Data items
═══

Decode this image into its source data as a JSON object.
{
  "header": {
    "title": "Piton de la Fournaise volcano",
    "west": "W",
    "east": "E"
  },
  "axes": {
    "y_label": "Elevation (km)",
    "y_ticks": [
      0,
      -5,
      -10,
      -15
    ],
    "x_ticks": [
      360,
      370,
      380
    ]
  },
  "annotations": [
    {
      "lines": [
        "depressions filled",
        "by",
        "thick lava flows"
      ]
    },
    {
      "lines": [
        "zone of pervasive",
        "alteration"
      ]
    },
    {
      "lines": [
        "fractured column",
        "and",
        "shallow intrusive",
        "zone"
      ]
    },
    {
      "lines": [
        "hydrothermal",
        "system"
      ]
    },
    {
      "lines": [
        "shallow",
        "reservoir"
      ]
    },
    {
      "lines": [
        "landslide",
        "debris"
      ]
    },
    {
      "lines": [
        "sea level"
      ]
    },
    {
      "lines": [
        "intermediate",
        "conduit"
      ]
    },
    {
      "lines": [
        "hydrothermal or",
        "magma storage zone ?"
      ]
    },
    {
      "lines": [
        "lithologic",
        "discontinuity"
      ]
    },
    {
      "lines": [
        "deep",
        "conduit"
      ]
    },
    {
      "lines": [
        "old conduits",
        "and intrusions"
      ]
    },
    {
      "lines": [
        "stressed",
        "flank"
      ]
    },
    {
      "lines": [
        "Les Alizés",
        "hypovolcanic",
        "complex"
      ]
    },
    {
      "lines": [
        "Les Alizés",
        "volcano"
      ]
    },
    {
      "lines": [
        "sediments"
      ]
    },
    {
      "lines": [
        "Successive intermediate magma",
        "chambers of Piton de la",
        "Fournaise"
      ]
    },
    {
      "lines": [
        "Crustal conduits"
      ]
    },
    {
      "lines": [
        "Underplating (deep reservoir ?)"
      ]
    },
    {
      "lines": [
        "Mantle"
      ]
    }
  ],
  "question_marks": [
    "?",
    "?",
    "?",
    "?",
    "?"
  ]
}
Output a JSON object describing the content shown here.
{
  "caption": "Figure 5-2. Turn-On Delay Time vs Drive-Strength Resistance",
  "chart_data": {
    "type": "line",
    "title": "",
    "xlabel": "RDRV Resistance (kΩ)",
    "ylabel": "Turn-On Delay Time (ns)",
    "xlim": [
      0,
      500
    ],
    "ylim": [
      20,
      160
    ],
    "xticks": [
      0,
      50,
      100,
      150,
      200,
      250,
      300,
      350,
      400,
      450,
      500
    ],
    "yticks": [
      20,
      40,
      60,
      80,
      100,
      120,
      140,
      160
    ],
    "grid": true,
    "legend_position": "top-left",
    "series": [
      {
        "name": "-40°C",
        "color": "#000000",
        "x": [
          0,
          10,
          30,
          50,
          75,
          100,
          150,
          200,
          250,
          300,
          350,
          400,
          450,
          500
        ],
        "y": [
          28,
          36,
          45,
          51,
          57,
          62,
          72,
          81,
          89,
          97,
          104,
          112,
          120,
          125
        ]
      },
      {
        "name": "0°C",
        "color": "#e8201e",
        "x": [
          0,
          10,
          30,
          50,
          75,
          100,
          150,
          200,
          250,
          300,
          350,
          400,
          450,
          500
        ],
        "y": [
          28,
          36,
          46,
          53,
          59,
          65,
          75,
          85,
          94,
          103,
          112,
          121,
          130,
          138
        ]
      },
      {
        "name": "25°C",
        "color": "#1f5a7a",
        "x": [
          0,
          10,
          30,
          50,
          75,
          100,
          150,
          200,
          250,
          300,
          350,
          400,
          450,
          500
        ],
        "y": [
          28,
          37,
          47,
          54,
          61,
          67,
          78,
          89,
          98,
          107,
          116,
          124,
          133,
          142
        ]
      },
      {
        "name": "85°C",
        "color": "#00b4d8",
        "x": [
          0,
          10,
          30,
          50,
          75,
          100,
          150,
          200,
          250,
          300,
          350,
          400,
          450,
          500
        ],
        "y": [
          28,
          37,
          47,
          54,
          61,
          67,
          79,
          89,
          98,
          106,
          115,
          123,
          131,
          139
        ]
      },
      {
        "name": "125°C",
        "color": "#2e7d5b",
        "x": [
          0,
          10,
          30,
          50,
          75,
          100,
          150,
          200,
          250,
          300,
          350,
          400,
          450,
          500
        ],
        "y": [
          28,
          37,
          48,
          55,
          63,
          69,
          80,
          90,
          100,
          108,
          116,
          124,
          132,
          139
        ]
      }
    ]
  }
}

═══

**Requirement**
Quote the data in full, keeping each word unchanged.

**Exercise solution**
Decode this image into its source data as a JSON object.
{
  "header": {
    "title": "Piton de la Fournaise volcano",
    "west": "W",
    "east": "E"
  },
  "axes": {
    "y_label": "Elevation (km)",
    "y_ticks": [
      0,
      -5,
      -10,
      -15
    ],
    "x_ticks": [
      360,
      370,
      380
    ]
  },
  "annotations": [
    {
      "lines": [
        "depressions filled",
        "by",
        "thick lava flows"
      ]
    },
    {
      "lines": [
        "zone of pervasive",
        "alteration"
      ]
    },
    {
      "lines": [
        "fractured column",
        "and",
        "shallow intrusive",
        "zone"
      ]
    },
    {
      "lines": [
        "hydrothermal",
        "system"
      ]
    },
    {
      "lines": [
        "shallow",
        "reservoir"
      ]
    },
    {
      "lines": [
        "landslide",
        "debris"
      ]
    },
    {
      "lines": [
        "sea level"
      ]
    },
    {
      "lines": [
        "intermediate",
        "conduit"
      ]
    },
    {
      "lines": [
        "hydrothermal or",
        "magma storage zone ?"
      ]
    },
    {
      "lines": [
        "lithologic",
        "discontinuity"
      ]
    },
    {
      "lines": [
        "deep",
        "conduit"
      ]
    },
    {
      "lines": [
        "old conduits",
        "and intrusions"
      ]
    },
    {
      "lines": [
        "stressed",
        "flank"
      ]
    },
    {
      "lines": [
        "Les Alizés",
        "hypovolcanic",
        "complex"
      ]
    },
    {
      "lines": [
        "Les Alizés",
        "volcano"
      ]
    },
    {
      "lines": [
        "sediments"
      ]
    },
    {
      "lines": [
        "Successive intermediate magma",
        "chambers of Piton de la",
        "Fournaise"
      ]
    },
    {
      "lines": [
        "Crustal conduits"
      ]
    },
    {
      "lines": [
        "Underplating (deep reservoir ?)"
      ]
    },
    {
      "lines": [
        "Mantle"
      ]
    }
  ],
  "question_marks": [
    "?",
    "?",
    "?",
    "?",
    "?"
  ]
}
Output a JSON object describing the content shown here.
{
  "caption": "Figure 5-2. Turn-On Delay Time vs Drive-Strength Resistance",
  "chart_data": {
    "type": "line",
    "title": "",
    "xlabel": "RDRV Resistance (kΩ)",
    "ylabel": "Turn-On Delay Time (ns)",
    "xlim": [
      0,
      500
    ],
    "ylim": [
      20,
      160
    ],
    "xticks": [
      0,
      50,
      100,
      150,
      200,
      250,
      300,
      350,
      400,
      450,
      500
    ],
    "yticks": [
      20,
      40,
      60,
      80,
      100,
      120,
      140,
      160
    ],
    "grid": true,
    "legend_position": "top-left",
    "series": [
      {
        "name": "-40°C",
        "color": "#000000",
        "x": [
          0,
          10,
          30,
          50,
          75,
          100,
          150,
          200,
          250,
          300,
          350,
          400,
          450,
          500
        ],
        "y": [
          28,
          36,
          45,
          51,
          57,
          62,
          72,
          81,
          89,
          97,
          104,
          112,
          120,
          125
        ]
      },
      {
        "name": "0°C",
        "color": "#e8201e",
        "x": [
          0,
          10,
          30,
          50,
          75,
          100,
          150,
          200,
          250,
          300,
          350,
          400,
          450,
          500
        ],
        "y": [
          28,
          36,
          46,
          53,
          59,
          65,
          75,
          85,
          94,
          103,
          112,
          121,
          130,
          138
        ]
      },
      {
        "name": "25°C",
        "color": "#1f5a7a",
        "x": [
          0,
          10,
          30,
          50,
          75,
          100,
          150,
          200,
          250,
          300,
          350,
          400,
          450,
          500
        ],
        "y": [
          28,
          37,
          47,
          54,
          61,
          67,
          78,
          89,
          98,
          107,
          116,
          124,
          133,
          142
        ]
      },
      {
        "name": "85°C",
        "color": "#00b4d8",
        "x": [
          0,
          10,
          30,
          50,
          75,
          100,
          150,
          200,
          250,
          300,
          350,
          400,
          450,
          500
        ],
        "y": [
          28,
          37,
          47,
          54,
          61,
          67,
          79,
          89,
          98,
          106,
          115,
          123,
          131,
          139
        ]
      },
      {
        "name": "125°C",
        "color": "#2e7d5b",
        "x": [
          0,
          10,
          30,
          50,
          75,
          100,
          150,
          200,
          250,
          300,
          350,
          400,
          450,
          500
        ],
        "y": [
          28,
          37,
          48,
          55,
          63,
          69,
          80,
          90,
          100,
          108,
          116,
          124,
          132,
          139
        ]
      }
    ]
  }
}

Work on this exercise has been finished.